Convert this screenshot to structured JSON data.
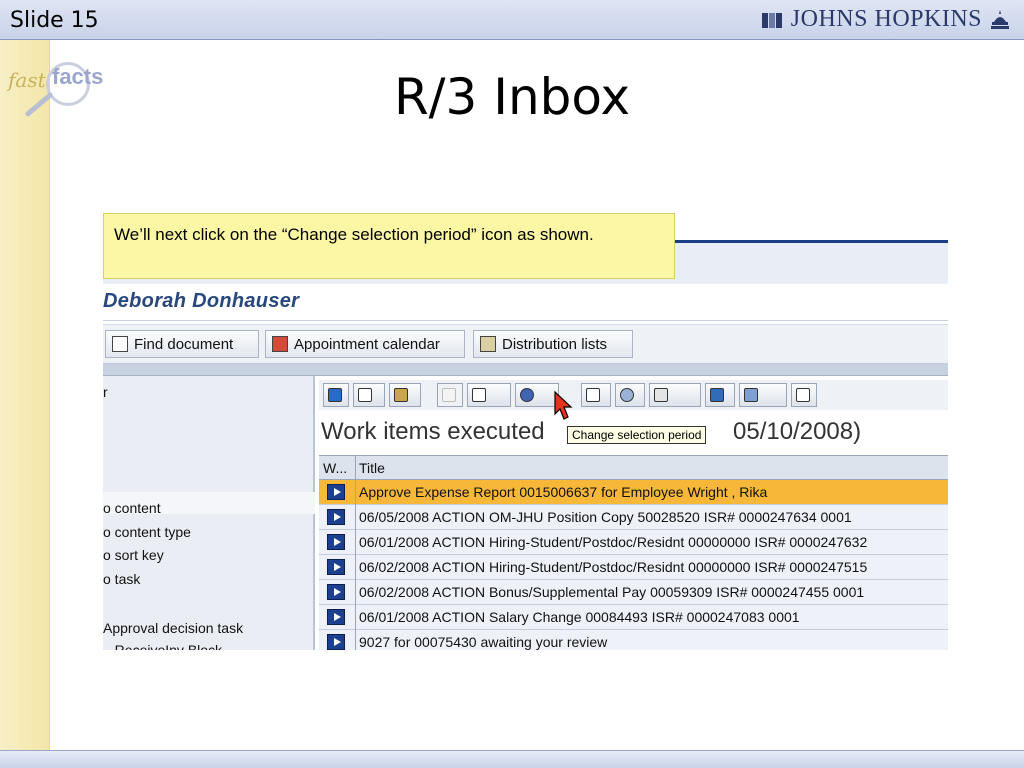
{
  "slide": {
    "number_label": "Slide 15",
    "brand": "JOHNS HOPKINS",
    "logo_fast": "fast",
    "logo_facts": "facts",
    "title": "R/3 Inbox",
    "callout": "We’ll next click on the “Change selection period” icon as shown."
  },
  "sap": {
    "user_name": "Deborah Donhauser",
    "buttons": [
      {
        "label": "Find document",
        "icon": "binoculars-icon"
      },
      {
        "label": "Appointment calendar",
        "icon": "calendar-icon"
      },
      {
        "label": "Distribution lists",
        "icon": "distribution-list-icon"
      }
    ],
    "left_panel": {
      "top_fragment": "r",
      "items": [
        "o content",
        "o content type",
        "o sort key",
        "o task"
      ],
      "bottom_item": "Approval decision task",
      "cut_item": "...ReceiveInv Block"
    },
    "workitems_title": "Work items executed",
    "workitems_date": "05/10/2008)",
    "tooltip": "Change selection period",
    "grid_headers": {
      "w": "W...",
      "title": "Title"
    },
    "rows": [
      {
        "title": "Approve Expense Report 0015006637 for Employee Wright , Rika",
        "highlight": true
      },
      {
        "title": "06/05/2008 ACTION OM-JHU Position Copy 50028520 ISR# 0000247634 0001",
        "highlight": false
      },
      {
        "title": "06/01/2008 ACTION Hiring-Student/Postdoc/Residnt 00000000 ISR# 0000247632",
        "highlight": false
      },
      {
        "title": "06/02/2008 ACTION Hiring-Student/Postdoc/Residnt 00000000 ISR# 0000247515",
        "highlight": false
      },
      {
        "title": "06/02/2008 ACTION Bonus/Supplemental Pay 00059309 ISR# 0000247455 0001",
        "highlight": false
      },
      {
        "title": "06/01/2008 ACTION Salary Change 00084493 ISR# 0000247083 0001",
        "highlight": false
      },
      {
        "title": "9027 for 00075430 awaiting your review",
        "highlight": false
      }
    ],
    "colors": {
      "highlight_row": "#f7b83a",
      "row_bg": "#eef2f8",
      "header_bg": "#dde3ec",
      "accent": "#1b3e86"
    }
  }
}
----------------------------------------
What is being asked:
Repeat the material exactly as it reads, without any of its pictures.

Exercise answer:
Convert this screenshot to structured JSON data.
{
  "slide": {
    "number_label": "Slide 15",
    "brand": "JOHNS HOPKINS",
    "logo_fast": "fast",
    "logo_facts": "facts",
    "title": "R/3 Inbox",
    "callout": "We’ll next click on the “Change selection period” icon as shown."
  },
  "sap": {
    "user_name": "Deborah Donhauser",
    "buttons": [
      {
        "label": "Find document",
        "icon": "binoculars-icon"
      },
      {
        "label": "Appointment calendar",
        "icon": "calendar-icon"
      },
      {
        "label": "Distribution lists",
        "icon": "distribution-list-icon"
      }
    ],
    "left_panel": {
      "top_fragment": "r",
      "items": [
        "o content",
        "o content type",
        "o sort key",
        "o task"
      ],
      "bottom_item": "Approval decision task",
      "cut_item": "...ReceiveInv Block"
    },
    "workitems_title": "Work items executed",
    "workitems_date": "05/10/2008)",
    "tooltip": "Change selection period",
    "grid_headers": {
      "w": "W...",
      "title": "Title"
    },
    "rows": [
      {
        "title": "Approve Expense Report 0015006637 for Employee Wright , Rika",
        "highlight": true
      },
      {
        "title": "06/05/2008 ACTION OM-JHU Position Copy 50028520 ISR# 0000247634 0001",
        "highlight": false
      },
      {
        "title": "06/01/2008 ACTION Hiring-Student/Postdoc/Residnt 00000000 ISR# 0000247632",
        "highlight": false
      },
      {
        "title": "06/02/2008 ACTION Hiring-Student/Postdoc/Residnt 00000000 ISR# 0000247515",
        "highlight": false
      },
      {
        "title": "06/02/2008 ACTION Bonus/Supplemental Pay 00059309 ISR# 0000247455 0001",
        "highlight": false
      },
      {
        "title": "06/01/2008 ACTION Salary Change 00084493 ISR# 0000247083 0001",
        "highlight": false
      },
      {
        "title": "9027 for 00075430 awaiting your review",
        "highlight": false
      }
    ],
    "colors": {
      "highlight_row": "#f7b83a",
      "row_bg": "#eef2f8",
      "header_bg": "#dde3ec",
      "accent": "#1b3e86"
    }
  }
}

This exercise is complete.